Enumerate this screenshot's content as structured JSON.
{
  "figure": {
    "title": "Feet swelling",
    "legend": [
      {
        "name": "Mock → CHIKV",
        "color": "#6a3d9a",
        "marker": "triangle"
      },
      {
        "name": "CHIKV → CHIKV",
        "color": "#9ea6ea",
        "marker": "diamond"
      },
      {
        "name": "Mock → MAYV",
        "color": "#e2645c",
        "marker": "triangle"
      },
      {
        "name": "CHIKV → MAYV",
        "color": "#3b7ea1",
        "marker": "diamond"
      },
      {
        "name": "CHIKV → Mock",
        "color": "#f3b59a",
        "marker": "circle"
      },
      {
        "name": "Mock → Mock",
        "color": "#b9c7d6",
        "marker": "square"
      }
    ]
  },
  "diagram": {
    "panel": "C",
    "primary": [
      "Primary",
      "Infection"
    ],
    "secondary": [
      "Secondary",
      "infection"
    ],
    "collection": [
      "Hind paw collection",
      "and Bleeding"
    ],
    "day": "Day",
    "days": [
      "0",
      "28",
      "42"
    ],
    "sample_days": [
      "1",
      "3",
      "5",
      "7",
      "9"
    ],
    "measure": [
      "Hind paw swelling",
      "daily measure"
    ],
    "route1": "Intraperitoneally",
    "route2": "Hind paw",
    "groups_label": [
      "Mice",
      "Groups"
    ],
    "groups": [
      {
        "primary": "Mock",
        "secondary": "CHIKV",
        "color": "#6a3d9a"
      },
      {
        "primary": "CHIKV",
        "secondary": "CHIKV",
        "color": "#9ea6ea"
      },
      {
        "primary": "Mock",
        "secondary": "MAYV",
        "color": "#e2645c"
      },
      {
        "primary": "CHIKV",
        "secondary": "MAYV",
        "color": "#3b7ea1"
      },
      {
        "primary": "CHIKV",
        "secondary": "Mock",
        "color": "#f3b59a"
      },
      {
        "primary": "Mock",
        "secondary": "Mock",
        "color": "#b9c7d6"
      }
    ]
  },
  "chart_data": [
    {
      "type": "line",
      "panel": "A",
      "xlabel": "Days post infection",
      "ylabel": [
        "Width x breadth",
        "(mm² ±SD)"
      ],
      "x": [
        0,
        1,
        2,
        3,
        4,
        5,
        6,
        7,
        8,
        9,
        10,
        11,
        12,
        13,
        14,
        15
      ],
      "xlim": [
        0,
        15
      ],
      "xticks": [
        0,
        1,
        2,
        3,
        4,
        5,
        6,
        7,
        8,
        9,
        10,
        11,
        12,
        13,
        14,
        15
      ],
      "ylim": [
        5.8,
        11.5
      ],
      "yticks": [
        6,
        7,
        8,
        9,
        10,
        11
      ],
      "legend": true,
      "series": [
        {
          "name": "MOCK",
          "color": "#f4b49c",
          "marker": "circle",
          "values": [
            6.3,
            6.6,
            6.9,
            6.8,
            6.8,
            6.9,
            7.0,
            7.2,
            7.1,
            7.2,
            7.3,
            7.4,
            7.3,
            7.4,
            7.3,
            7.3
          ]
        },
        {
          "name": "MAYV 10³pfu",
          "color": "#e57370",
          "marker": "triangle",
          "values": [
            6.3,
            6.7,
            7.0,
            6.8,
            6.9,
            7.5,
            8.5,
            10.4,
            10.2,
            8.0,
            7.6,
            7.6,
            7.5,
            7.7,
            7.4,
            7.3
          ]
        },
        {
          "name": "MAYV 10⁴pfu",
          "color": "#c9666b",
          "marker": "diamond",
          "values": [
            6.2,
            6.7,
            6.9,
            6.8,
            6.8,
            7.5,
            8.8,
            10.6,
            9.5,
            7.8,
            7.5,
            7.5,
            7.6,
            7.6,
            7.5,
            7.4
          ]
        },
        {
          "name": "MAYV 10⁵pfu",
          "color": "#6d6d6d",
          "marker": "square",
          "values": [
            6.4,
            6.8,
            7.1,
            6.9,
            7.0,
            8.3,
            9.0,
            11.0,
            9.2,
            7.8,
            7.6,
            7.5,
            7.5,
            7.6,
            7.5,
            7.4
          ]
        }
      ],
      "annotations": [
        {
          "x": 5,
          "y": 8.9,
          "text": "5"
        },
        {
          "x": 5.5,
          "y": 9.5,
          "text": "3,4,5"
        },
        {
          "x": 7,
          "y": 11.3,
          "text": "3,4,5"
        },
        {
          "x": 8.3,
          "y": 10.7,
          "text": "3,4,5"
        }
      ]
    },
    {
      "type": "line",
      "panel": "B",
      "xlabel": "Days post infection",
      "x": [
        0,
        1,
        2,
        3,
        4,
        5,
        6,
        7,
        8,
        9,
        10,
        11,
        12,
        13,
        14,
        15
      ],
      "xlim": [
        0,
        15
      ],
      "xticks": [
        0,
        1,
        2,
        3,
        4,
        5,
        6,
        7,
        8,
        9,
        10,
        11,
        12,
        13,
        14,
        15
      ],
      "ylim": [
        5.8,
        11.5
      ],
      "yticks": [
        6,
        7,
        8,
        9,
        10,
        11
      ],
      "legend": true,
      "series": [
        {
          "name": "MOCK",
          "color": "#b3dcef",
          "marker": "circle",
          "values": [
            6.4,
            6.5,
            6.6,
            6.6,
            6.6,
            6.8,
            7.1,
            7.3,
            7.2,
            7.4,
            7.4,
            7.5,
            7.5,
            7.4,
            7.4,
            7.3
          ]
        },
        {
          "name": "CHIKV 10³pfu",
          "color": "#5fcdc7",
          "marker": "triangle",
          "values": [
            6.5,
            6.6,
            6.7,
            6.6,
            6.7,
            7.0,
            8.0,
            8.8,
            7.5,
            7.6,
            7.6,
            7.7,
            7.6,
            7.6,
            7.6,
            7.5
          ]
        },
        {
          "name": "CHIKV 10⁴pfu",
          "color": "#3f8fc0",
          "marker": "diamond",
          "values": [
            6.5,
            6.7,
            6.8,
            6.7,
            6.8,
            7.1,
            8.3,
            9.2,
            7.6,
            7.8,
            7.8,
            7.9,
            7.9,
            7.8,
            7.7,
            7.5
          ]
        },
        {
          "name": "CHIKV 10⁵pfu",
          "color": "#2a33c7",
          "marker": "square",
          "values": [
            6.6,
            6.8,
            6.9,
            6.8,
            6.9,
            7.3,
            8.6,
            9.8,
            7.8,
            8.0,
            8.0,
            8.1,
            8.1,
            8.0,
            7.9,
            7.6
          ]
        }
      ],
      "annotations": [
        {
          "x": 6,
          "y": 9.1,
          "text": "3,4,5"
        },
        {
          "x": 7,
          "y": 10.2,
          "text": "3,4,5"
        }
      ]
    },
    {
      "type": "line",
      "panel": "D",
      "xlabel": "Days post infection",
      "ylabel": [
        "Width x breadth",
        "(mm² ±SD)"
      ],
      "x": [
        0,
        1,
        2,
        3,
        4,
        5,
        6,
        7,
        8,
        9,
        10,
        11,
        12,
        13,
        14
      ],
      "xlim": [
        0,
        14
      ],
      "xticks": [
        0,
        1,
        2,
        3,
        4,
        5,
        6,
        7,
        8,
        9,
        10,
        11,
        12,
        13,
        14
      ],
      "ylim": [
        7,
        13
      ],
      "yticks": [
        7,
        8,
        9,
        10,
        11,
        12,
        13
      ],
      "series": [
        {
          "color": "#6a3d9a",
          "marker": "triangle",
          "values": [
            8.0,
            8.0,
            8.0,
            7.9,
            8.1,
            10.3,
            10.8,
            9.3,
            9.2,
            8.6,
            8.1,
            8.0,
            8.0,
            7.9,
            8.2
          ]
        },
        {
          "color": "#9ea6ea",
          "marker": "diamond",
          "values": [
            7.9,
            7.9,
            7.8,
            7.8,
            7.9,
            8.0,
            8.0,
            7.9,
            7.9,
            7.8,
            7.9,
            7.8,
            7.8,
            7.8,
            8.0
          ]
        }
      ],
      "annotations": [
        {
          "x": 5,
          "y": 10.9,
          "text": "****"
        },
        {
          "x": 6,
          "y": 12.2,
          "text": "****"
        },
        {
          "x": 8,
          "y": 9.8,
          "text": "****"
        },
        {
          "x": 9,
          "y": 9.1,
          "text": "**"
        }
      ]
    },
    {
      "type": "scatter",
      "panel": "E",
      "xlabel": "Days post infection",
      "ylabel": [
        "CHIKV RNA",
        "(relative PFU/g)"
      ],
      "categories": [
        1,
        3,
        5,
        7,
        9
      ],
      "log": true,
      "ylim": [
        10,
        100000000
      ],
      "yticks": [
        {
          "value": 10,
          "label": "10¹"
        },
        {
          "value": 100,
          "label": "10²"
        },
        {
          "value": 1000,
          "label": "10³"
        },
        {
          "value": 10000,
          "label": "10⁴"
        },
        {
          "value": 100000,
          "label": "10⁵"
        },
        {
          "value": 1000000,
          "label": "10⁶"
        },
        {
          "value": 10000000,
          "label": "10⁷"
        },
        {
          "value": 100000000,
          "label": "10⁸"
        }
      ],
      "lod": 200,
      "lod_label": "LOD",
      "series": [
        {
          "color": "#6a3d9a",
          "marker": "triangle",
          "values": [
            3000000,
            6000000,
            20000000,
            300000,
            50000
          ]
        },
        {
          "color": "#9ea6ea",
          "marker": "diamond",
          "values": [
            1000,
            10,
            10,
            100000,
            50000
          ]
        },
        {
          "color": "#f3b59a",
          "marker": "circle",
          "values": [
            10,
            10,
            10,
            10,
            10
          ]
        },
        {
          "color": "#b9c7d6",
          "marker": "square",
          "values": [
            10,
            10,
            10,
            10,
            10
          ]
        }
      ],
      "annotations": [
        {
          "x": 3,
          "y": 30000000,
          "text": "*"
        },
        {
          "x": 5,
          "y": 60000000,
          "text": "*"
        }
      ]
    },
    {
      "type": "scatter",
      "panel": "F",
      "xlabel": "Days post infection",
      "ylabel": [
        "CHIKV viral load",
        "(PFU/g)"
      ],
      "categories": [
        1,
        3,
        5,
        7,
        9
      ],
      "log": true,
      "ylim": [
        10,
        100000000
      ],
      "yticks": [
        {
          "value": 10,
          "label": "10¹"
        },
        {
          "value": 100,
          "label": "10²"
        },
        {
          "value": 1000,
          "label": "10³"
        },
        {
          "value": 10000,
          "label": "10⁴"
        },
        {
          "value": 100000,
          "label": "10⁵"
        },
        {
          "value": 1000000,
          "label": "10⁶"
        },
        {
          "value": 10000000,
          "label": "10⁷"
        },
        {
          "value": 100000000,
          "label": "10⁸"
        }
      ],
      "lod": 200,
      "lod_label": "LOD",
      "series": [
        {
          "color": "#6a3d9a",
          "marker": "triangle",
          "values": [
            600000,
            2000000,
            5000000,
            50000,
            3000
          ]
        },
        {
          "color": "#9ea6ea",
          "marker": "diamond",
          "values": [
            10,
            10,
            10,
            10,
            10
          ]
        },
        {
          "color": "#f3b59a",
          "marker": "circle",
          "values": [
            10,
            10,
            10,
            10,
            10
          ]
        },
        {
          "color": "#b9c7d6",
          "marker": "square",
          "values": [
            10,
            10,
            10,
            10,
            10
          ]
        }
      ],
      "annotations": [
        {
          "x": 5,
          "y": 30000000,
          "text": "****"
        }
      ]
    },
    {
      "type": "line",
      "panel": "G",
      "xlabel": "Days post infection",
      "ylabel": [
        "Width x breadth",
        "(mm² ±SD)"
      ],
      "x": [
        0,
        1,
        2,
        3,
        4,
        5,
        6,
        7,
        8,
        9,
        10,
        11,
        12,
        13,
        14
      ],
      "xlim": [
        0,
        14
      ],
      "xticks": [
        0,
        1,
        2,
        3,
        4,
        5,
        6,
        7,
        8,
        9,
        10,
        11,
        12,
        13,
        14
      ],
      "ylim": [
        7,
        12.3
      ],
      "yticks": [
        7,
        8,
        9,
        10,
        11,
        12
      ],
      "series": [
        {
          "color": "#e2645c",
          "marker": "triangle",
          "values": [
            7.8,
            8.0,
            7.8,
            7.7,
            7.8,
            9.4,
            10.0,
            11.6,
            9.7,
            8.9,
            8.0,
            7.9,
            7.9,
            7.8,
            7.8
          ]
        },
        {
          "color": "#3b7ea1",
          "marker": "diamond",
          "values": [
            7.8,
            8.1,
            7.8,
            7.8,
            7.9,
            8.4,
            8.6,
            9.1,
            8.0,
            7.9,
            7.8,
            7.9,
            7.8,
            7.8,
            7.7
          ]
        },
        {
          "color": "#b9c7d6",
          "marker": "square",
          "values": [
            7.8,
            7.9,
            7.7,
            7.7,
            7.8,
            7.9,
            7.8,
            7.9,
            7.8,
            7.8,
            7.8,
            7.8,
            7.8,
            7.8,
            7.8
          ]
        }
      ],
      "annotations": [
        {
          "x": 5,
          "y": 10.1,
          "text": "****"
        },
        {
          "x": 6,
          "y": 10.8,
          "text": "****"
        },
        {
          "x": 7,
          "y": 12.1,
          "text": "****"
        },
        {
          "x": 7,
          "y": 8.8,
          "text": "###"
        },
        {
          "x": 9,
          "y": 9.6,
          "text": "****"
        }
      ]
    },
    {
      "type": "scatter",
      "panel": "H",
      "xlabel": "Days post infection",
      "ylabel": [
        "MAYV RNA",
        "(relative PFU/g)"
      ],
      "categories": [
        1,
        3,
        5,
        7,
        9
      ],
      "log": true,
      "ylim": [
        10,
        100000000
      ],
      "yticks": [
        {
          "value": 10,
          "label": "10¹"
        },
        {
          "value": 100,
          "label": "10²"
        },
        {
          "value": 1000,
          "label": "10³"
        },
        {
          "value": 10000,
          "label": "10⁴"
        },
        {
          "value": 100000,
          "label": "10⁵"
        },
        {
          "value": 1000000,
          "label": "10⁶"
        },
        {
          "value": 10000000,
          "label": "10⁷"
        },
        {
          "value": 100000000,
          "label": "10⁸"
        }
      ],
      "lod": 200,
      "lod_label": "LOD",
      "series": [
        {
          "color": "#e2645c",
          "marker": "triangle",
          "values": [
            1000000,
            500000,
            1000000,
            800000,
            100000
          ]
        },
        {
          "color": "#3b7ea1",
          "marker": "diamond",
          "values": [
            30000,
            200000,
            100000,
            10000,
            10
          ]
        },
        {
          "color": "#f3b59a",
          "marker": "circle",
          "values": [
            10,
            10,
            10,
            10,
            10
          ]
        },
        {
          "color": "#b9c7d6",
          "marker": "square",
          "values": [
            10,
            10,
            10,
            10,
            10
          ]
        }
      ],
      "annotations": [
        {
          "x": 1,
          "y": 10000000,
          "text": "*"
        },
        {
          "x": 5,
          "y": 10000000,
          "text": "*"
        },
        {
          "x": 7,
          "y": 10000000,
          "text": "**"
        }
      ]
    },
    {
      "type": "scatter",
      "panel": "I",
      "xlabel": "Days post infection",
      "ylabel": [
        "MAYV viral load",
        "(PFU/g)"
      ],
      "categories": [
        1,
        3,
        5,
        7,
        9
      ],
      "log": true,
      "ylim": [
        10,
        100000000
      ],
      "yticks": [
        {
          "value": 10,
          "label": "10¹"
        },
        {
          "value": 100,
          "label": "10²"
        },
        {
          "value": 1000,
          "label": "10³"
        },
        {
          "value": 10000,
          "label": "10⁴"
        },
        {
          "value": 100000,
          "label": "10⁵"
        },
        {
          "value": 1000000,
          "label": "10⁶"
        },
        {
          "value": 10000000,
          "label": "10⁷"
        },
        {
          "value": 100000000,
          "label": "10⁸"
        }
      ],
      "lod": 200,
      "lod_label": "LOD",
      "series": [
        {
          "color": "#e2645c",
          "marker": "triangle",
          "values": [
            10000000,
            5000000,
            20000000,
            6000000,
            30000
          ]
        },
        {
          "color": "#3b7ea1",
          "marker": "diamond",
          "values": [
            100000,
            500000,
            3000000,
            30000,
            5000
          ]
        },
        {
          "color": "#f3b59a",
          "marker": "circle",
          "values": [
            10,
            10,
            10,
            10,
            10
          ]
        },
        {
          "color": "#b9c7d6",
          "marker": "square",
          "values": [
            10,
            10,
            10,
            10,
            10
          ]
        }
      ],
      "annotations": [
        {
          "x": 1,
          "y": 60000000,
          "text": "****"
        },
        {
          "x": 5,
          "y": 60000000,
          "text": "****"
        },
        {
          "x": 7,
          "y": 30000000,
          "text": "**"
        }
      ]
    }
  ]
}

■ **Aim of the task**: Scan the entries and show every line in which the word "Hind" is found.

■ **Task result**:
      "Hind paw collection",
      "Hind paw swelling",
    "route2": "Hind paw",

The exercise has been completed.